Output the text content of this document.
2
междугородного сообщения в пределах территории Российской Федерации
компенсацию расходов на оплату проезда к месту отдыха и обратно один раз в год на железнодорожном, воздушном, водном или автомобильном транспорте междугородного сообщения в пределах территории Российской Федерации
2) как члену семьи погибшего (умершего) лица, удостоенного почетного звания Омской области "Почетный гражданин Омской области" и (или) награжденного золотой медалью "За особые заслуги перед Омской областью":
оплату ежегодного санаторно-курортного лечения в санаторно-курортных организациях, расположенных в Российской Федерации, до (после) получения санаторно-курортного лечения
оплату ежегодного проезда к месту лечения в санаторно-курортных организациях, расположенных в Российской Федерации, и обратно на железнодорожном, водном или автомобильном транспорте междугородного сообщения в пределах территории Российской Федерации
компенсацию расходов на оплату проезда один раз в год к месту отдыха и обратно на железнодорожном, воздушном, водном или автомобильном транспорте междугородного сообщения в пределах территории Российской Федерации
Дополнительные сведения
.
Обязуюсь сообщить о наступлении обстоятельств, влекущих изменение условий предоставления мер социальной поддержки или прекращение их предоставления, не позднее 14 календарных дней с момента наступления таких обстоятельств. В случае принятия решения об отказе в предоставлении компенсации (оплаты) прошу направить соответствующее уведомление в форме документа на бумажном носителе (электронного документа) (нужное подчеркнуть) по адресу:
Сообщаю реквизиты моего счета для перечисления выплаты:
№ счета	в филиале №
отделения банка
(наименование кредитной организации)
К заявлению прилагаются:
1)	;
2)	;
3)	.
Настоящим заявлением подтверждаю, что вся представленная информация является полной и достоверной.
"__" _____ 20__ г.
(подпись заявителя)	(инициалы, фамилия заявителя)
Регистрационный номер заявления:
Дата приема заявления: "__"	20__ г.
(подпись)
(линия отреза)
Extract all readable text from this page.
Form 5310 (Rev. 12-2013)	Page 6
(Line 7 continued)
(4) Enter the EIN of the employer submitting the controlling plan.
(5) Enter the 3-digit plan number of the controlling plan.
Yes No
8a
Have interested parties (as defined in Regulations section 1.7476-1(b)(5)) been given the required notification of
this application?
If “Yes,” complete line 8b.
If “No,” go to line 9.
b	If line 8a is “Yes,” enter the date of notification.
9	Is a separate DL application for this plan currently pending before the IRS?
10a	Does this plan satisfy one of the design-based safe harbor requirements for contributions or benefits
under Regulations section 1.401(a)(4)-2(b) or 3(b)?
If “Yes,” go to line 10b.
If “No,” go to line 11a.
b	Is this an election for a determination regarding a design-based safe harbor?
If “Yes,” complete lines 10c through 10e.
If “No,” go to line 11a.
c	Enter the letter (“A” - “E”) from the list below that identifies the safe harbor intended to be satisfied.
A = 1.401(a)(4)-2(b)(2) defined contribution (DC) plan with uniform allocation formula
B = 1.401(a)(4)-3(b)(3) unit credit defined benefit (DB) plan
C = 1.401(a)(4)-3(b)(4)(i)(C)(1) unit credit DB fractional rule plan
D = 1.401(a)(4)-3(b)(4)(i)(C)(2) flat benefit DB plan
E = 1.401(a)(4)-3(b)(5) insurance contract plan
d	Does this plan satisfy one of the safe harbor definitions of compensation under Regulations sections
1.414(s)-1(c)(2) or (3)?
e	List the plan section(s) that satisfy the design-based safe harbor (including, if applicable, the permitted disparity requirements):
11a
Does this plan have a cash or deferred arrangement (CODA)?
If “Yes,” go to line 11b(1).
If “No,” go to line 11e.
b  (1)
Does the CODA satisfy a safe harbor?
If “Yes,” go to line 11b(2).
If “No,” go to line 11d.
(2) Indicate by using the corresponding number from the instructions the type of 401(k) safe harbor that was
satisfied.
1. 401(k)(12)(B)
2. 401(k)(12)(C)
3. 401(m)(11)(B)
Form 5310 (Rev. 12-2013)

TASK PROMPT>
Your task is to quote the listing above word for word.

EXERCISE OUTPUT>
Output the text content of this document.
2
междугородного сообщения в пределах территории Российской Федерации
компенсацию расходов на оплату проезда к месту отдыха и обратно один раз в год на железнодорожном, воздушном, водном или автомобильном транспорте междугородного сообщения в пределах территории Российской Федерации
2) как члену семьи погибшего (умершего) лица, удостоенного почетного звания Омской области "Почетный гражданин Омской области" и (или) награжденного золотой медалью "За особые заслуги перед Омской областью":
оплату ежегодного санаторно-курортного лечения в санаторно-курортных организациях, расположенных в Российской Федерации, до (после) получения санаторно-курортного лечения
оплату ежегодного проезда к месту лечения в санаторно-курортных организациях, расположенных в Российской Федерации, и обратно на железнодорожном, водном или автомобильном транспорте междугородного сообщения в пределах территории Российской Федерации
компенсацию расходов на оплату проезда один раз в год к месту отдыха и обратно на железнодорожном, воздушном, водном или автомобильном транспорте междугородного сообщения в пределах территории Российской Федерации
Дополнительные сведения
.
Обязуюсь сообщить о наступлении обстоятельств, влекущих изменение условий предоставления мер социальной поддержки или прекращение их предоставления, не позднее 14 календарных дней с момента наступления таких обстоятельств. В случае принятия решения об отказе в предоставлении компенсации (оплаты) прошу направить соответствующее уведомление в форме документа на бумажном носителе (электронного документа) (нужное подчеркнуть) по адресу:
Сообщаю реквизиты моего счета для перечисления выплаты:
№ счета	в филиале №
отделения банка
(наименование кредитной организации)
К заявлению прилагаются:
1)	;
2)	;
3)	.
Настоящим заявлением подтверждаю, что вся представленная информация является полной и достоверной.
"__" _____ 20__ г.
(подпись заявителя)	(инициалы, фамилия заявителя)
Регистрационный номер заявления:
Дата приема заявления: "__"	20__ г.
(подпись)
(линия отреза)
Extract all readable text from this page.
Form 5310 (Rev. 12-2013)	Page 6
(Line 7 continued)
(4) Enter the EIN of the employer submitting the controlling plan.
(5) Enter the 3-digit plan number of the controlling plan.
Yes No
8a
Have interested parties (as defined in Regulations section 1.7476-1(b)(5)) been given the required notification of
this application?
If “Yes,” complete line 8b.
If “No,” go to line 9.
b	If line 8a is “Yes,” enter the date of notification.
9	Is a separate DL application for this plan currently pending before the IRS?
10a	Does this plan satisfy one of the design-based safe harbor requirements for contributions or benefits
under Regulations section 1.401(a)(4)-2(b) or 3(b)?
If “Yes,” go to line 10b.
If “No,” go to line 11a.
b	Is this an election for a determination regarding a design-based safe harbor?
If “Yes,” complete lines 10c through 10e.
If “No,” go to line 11a.
c	Enter the letter (“A” - “E”) from the list below that identifies the safe harbor intended to be satisfied.
A = 1.401(a)(4)-2(b)(2) defined contribution (DC) plan with uniform allocation formula
B = 1.401(a)(4)-3(b)(3) unit credit defined benefit (DB) plan
C = 1.401(a)(4)-3(b)(4)(i)(C)(1) unit credit DB fractional rule plan
D = 1.401(a)(4)-3(b)(4)(i)(C)(2) flat benefit DB plan
E = 1.401(a)(4)-3(b)(5) insurance contract plan
d	Does this plan satisfy one of the safe harbor definitions of compensation under Regulations sections
1.414(s)-1(c)(2) or (3)?
e	List the plan section(s) that satisfy the design-based safe harbor (including, if applicable, the permitted disparity requirements):
11a
Does this plan have a cash or deferred arrangement (CODA)?
If “Yes,” go to line 11b(1).
If “No,” go to line 11e.
b  (1)
Does the CODA satisfy a safe harbor?
If “Yes,” go to line 11b(2).
If “No,” go to line 11d.
(2) Indicate by using the corresponding number from the instructions the type of 401(k) safe harbor that was
satisfied.
1. 401(k)(12)(B)
2. 401(k)(12)(C)
3. 401(m)(11)(B)
Form 5310 (Rev. 12-2013)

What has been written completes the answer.